[Stored records]
▶

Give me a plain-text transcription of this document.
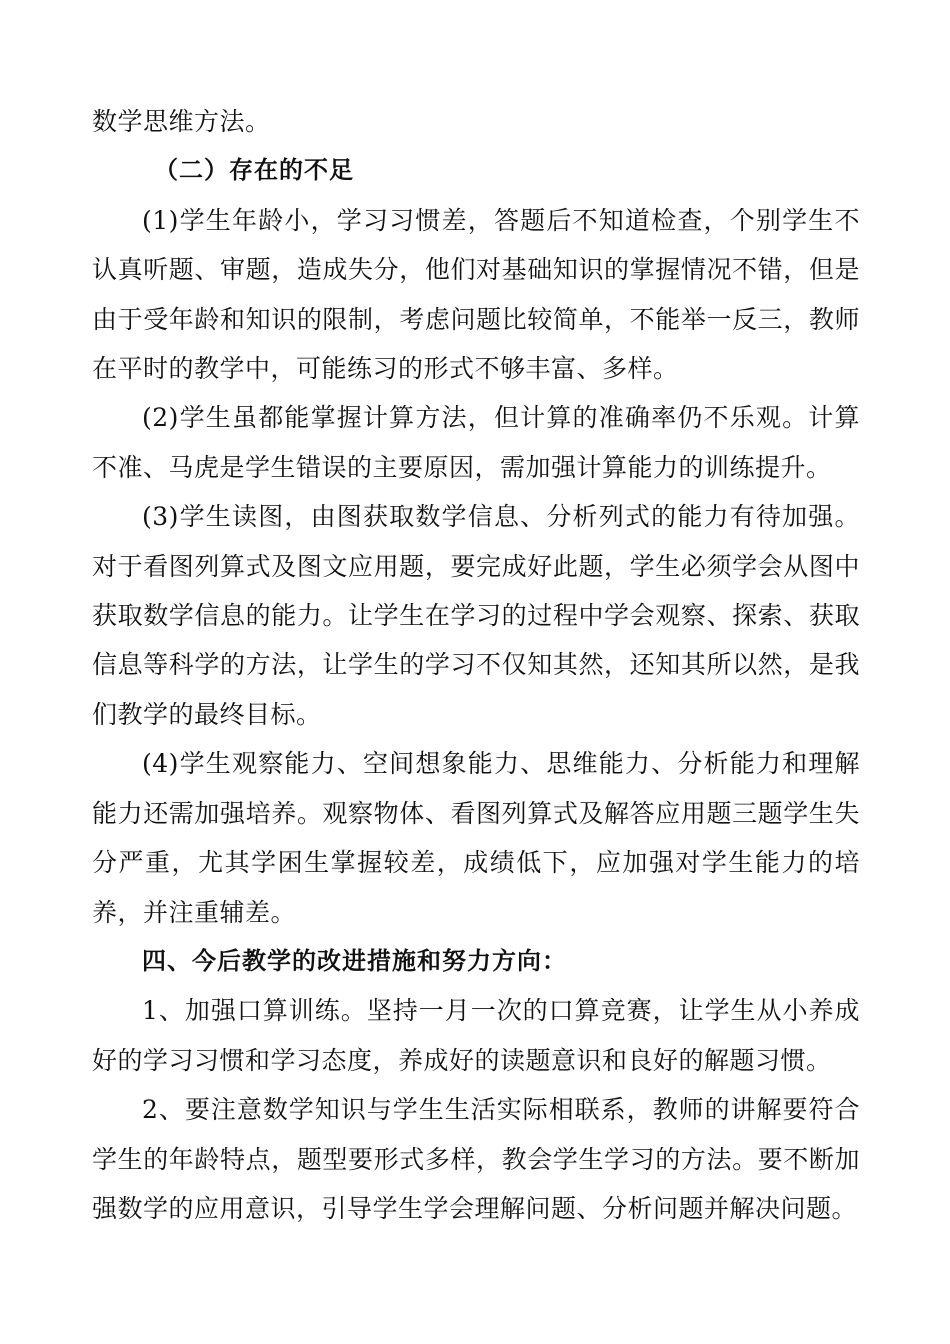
数学思维方法。

（二）存在的不足

(1)学生年龄小，学习习惯差，答题后不知道检查，个别学生不认真听题、审题，造成失分，他们对基础知识的掌握情况不错，但是由于受年龄和知识的限制，考虑问题比较简单，不能举一反三，教师在平时的教学中，可能练习的形式不够丰富、多样。

(2)学生虽都能掌握计算方法，但计算的准确率仍不乐观。计算不准、马虎是学生错误的主要原因，需加强计算能力的训练提升。

(3)学生读图，由图获取数学信息、分析列式的能力有待加强。对于看图列算式及图文应用题，要完成好此题，学生必须学会从图中获取数学信息的能力。让学生在学习的过程中学会观察、探索、获取信息等科学的方法，让学生的学习不仅知其然，还知其所以然，是我们教学的最终目标。

(4)学生观察能力、空间想象能力、思维能力、分析能力和理解能力还需加强培养。观察物体、看图列算式及解答应用题三题学生失分严重，尤其学困生掌握较差，成绩低下，应加强对学生能力的培养，并注重辅差。

四、今后教学的改进措施和努力方向：

1、加强口算训练。坚持一月一次的口算竞赛，让学生从小养成好的学习习惯和学习态度，养成好的读题意识和良好的解题习惯。

2、要注意数学知识与学生生活实际相联系，教师的讲解要符合学生的年龄特点，题型要形式多样，教会学生学习的方法。要不断加强数学的应用意识，引导学生学会理解问题、分析问题并解决问题。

◀

Transcribe every entry word for word, but skip the pictures.

## Response
Give me a plain-text transcription of this document.
数学思维方法。

（二）存在的不足

(1)学生年龄小，学习习惯差，答题后不知道检查，个别学生不认真听题、审题，造成失分，他们对基础知识的掌握情况不错，但是由于受年龄和知识的限制，考虑问题比较简单，不能举一反三，教师在平时的教学中，可能练习的形式不够丰富、多样。

(2)学生虽都能掌握计算方法，但计算的准确率仍不乐观。计算不准、马虎是学生错误的主要原因，需加强计算能力的训练提升。

(3)学生读图，由图获取数学信息、分析列式的能力有待加强。对于看图列算式及图文应用题，要完成好此题，学生必须学会从图中获取数学信息的能力。让学生在学习的过程中学会观察、探索、获取信息等科学的方法，让学生的学习不仅知其然，还知其所以然，是我们教学的最终目标。

(4)学生观察能力、空间想象能力、思维能力、分析能力和理解能力还需加强培养。观察物体、看图列算式及解答应用题三题学生失分严重，尤其学困生掌握较差，成绩低下，应加强对学生能力的培养，并注重辅差。

四、今后教学的改进措施和努力方向：

1、加强口算训练。坚持一月一次的口算竞赛，让学生从小养成好的学习习惯和学习态度，养成好的读题意识和良好的解题习惯。

2、要注意数学知识与学生生活实际相联系，教师的讲解要符合学生的年龄特点，题型要形式多样，教会学生学习的方法。要不断加强数学的应用意识，引导学生学会理解问题、分析问题并解决问题。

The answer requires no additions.